**Do this**
Quote, word for word, the part of the entries that opens with the very first line and closes with the line containing "staticText: Writing Samples xyxy=(3,65,32,71)", both ends included.

**Given information**
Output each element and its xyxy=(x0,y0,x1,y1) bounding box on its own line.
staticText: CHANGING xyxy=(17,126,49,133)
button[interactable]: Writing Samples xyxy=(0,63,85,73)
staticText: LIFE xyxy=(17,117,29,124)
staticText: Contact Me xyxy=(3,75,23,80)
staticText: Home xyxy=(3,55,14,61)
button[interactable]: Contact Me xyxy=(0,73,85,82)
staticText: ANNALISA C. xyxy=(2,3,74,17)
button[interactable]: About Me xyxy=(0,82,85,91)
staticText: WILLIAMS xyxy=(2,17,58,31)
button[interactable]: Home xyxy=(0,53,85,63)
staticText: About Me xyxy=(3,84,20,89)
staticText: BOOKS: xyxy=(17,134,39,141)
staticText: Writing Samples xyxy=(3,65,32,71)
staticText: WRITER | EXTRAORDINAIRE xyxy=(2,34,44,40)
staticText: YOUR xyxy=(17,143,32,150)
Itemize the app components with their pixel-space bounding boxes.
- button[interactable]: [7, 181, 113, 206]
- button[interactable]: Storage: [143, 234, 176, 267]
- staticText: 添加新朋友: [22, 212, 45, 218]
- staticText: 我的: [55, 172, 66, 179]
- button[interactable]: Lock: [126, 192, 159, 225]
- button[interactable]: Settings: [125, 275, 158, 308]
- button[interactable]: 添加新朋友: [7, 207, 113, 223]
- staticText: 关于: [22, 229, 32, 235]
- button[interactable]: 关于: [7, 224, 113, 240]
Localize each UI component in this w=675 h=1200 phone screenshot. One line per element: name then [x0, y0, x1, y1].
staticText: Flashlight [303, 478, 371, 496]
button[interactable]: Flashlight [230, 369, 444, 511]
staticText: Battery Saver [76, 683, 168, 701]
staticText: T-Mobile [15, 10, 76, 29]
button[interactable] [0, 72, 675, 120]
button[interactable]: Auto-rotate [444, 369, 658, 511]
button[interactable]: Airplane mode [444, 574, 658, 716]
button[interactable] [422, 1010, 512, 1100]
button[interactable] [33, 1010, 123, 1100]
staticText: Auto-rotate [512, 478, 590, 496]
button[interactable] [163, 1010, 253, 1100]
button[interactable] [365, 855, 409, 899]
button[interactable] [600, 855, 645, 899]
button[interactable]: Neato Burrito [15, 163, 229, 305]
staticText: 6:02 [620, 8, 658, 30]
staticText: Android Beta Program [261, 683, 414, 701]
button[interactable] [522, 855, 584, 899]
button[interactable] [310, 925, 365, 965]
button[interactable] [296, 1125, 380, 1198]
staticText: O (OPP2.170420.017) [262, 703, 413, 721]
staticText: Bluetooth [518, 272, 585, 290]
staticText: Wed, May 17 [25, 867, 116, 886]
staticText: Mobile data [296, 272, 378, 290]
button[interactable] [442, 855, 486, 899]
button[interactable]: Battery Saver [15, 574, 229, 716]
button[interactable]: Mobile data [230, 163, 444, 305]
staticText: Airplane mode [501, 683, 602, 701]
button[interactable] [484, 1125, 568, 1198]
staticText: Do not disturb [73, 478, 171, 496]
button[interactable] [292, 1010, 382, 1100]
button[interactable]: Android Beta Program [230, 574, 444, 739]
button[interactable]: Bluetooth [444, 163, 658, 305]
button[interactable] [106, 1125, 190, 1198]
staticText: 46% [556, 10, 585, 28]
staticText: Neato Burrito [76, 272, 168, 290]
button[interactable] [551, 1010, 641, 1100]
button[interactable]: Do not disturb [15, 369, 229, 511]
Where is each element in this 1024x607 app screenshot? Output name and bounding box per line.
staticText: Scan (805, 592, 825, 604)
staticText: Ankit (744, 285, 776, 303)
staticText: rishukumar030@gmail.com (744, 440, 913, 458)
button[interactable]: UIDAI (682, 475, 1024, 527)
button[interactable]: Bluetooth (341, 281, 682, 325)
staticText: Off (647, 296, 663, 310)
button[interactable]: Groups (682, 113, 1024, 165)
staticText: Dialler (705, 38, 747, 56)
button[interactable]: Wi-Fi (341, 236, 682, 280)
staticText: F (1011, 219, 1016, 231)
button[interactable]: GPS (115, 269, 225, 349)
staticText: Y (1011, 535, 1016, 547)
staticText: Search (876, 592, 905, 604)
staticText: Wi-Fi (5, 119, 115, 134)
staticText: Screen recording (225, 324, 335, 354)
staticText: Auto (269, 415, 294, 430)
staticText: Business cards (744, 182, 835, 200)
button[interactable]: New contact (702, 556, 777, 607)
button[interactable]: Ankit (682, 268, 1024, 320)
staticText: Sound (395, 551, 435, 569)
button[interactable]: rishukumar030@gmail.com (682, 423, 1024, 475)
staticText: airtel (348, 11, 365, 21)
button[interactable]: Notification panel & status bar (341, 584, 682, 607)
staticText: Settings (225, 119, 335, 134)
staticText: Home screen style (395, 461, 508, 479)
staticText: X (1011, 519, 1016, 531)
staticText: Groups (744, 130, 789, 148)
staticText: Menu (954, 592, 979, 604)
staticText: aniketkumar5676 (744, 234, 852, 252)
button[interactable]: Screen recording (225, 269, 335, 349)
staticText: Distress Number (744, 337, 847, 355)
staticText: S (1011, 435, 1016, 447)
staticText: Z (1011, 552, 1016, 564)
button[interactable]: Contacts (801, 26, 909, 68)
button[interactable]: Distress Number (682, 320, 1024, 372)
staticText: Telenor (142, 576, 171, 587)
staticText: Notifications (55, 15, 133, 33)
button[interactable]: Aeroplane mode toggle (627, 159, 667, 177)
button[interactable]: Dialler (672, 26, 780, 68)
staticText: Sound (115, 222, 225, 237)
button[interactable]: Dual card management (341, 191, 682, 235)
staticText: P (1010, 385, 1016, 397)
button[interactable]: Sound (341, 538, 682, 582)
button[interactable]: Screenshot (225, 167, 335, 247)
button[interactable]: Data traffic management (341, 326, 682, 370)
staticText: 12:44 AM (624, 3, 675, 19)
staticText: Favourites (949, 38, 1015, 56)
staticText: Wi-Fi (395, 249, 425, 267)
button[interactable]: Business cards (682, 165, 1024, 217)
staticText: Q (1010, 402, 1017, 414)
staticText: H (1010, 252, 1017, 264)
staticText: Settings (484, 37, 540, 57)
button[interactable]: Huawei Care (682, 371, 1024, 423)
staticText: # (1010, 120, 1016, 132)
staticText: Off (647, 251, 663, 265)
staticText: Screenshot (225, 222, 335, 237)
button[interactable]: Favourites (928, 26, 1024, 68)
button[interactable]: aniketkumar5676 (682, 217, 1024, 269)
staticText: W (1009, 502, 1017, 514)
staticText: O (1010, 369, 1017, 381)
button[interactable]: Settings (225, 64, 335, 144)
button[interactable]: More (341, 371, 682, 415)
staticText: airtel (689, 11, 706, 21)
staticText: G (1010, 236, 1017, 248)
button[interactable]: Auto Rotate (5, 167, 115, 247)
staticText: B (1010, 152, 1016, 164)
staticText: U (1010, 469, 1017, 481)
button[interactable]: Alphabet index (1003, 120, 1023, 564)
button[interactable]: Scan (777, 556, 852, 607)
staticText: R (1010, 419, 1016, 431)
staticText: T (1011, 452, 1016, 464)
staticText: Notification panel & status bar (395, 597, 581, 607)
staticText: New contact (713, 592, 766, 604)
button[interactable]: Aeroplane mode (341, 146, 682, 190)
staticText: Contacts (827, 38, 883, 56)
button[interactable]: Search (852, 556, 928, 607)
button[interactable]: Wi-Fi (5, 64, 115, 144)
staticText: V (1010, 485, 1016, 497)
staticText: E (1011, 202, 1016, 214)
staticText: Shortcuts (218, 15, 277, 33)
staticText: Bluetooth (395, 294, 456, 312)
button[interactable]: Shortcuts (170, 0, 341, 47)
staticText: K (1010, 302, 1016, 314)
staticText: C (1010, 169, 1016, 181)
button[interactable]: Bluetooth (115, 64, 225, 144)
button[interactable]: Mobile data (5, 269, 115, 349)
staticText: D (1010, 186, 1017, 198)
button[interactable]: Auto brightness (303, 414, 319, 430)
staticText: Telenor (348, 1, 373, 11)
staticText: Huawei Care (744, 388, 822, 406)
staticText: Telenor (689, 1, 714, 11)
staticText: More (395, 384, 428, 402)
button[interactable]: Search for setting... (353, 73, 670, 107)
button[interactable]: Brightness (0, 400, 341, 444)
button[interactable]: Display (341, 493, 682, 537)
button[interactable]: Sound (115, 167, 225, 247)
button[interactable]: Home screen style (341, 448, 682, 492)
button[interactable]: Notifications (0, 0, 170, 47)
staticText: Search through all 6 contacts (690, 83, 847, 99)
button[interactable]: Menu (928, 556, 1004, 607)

**Solution for this task**
Output each element and its xyxy=(x0,y0,x1,y1) bounding box on its own line.
staticText: CHANGING xyxy=(17,126,49,133)
button[interactable]: Writing Samples xyxy=(0,63,85,73)
staticText: LIFE xyxy=(17,117,29,124)
staticText: Contact Me xyxy=(3,75,23,80)
staticText: Home xyxy=(3,55,14,61)
button[interactable]: Contact Me xyxy=(0,73,85,82)
staticText: ANNALISA C. xyxy=(2,3,74,17)
button[interactable]: About Me xyxy=(0,82,85,91)
staticText: WILLIAMS xyxy=(2,17,58,31)
button[interactable]: Home xyxy=(0,53,85,63)
staticText: About Me xyxy=(3,84,20,89)
staticText: BOOKS: xyxy=(17,134,39,141)
staticText: Writing Samples xyxy=(3,65,32,71)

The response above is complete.